*Exercise*: In the data, extract each line that holds the string "ylabel".

Records from a dataset
###

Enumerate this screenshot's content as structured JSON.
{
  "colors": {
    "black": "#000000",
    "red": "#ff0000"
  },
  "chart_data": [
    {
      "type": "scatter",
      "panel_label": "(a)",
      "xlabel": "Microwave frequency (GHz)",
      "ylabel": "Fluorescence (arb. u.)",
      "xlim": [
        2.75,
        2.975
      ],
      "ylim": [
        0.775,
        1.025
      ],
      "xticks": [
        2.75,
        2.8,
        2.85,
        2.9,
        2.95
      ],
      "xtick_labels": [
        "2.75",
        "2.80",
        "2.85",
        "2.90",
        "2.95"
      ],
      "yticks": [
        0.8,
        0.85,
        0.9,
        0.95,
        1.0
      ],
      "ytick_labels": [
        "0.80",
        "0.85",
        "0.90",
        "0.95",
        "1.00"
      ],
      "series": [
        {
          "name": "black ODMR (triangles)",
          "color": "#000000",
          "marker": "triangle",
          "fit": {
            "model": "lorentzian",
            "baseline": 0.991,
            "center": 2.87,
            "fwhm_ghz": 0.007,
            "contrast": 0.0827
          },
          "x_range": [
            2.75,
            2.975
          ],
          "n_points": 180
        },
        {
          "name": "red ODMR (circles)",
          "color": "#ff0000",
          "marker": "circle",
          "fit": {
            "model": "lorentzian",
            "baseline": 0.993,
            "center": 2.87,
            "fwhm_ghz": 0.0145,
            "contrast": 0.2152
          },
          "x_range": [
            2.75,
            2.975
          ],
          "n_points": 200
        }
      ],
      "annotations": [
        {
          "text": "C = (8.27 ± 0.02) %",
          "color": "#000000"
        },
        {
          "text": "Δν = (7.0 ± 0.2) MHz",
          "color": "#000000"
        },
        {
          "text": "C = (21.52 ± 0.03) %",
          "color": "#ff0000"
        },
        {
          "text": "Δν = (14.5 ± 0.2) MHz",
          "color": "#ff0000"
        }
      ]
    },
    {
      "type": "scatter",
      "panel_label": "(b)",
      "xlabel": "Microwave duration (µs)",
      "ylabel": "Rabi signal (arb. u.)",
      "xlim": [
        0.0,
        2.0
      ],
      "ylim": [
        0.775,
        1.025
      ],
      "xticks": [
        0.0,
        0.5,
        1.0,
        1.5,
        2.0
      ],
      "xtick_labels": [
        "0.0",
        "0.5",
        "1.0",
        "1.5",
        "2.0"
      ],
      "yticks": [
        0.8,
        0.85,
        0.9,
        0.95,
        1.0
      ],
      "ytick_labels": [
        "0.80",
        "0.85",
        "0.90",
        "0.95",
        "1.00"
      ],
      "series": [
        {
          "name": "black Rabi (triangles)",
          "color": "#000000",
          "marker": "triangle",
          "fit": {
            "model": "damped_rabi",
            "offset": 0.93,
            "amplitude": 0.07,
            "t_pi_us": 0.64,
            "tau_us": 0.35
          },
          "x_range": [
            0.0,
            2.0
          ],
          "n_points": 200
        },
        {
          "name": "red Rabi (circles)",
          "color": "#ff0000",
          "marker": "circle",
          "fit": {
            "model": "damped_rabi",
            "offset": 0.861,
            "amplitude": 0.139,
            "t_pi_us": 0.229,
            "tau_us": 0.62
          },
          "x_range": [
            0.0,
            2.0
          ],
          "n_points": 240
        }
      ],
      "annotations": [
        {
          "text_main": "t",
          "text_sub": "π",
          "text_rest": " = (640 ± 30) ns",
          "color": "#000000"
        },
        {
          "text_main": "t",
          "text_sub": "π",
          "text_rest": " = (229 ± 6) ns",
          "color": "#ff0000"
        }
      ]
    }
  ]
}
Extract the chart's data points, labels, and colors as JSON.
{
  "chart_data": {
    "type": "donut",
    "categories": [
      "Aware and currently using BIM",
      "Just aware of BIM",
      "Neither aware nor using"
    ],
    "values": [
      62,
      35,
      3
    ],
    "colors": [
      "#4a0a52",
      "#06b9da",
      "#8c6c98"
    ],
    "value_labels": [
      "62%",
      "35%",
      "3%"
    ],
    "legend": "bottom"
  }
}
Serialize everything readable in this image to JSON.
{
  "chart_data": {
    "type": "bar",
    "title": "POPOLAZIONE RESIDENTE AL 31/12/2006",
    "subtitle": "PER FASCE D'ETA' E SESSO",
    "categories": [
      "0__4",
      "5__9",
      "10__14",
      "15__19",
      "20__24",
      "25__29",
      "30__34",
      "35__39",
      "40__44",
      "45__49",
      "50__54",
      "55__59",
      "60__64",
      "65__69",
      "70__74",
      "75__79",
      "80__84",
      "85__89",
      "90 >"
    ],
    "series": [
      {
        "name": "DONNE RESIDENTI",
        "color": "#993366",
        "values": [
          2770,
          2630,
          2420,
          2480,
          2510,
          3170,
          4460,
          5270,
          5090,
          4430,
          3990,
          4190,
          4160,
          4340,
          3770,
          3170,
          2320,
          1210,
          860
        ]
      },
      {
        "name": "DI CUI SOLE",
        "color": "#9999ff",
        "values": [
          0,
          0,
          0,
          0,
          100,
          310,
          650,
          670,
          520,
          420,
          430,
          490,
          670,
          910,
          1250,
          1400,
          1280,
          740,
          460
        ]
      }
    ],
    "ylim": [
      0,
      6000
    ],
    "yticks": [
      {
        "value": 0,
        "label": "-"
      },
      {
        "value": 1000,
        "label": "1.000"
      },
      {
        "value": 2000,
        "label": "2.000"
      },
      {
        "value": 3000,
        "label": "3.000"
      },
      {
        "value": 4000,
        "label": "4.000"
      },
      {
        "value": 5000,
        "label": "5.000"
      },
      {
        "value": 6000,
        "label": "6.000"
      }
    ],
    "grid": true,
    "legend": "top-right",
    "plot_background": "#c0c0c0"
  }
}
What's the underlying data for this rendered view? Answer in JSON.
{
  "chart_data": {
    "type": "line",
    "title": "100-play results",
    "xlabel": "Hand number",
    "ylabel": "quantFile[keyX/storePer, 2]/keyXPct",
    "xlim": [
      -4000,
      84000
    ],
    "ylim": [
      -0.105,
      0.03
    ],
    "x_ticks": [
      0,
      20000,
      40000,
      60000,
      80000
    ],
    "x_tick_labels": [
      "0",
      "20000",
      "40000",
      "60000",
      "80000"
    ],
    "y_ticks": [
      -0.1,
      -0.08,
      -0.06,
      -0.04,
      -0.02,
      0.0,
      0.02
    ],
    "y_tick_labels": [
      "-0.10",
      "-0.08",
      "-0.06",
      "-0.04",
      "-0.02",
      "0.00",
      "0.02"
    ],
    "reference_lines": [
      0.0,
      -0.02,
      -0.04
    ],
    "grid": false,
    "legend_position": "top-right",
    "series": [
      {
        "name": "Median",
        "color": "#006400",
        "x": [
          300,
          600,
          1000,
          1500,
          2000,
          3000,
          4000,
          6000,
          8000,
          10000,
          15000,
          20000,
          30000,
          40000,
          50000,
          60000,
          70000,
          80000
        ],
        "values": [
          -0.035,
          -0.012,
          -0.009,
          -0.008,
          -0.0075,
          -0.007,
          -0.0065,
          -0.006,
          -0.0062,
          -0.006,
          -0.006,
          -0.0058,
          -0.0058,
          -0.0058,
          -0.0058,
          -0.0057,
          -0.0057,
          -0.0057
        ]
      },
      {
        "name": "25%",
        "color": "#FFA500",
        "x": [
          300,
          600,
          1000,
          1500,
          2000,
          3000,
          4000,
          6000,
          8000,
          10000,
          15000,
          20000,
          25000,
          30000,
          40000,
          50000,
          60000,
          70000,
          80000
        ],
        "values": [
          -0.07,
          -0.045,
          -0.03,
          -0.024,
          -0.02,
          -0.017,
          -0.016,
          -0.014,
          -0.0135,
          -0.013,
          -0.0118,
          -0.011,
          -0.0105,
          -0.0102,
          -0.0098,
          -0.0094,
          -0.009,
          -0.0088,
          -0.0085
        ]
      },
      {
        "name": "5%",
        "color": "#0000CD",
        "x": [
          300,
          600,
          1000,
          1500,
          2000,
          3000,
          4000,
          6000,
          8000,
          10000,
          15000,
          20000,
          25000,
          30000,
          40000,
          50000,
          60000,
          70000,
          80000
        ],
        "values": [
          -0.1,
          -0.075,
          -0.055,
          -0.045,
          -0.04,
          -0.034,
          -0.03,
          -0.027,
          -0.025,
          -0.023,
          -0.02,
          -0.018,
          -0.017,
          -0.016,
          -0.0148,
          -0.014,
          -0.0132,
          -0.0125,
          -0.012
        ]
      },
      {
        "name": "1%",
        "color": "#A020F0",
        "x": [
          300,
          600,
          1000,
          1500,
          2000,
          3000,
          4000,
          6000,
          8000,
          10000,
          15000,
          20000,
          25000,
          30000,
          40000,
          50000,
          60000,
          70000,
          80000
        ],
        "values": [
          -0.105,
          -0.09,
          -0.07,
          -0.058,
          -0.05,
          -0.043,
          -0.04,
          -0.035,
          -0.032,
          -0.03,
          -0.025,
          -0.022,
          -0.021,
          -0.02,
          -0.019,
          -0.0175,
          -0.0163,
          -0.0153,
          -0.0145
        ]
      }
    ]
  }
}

###

*Response below*:
      "ylabel": "Fluorescence (arb. u.)",
      "ylabel": "Rabi signal (arb. u.)",
    "ylabel": "quantFile[keyX/storePer, 2]/keyXPct",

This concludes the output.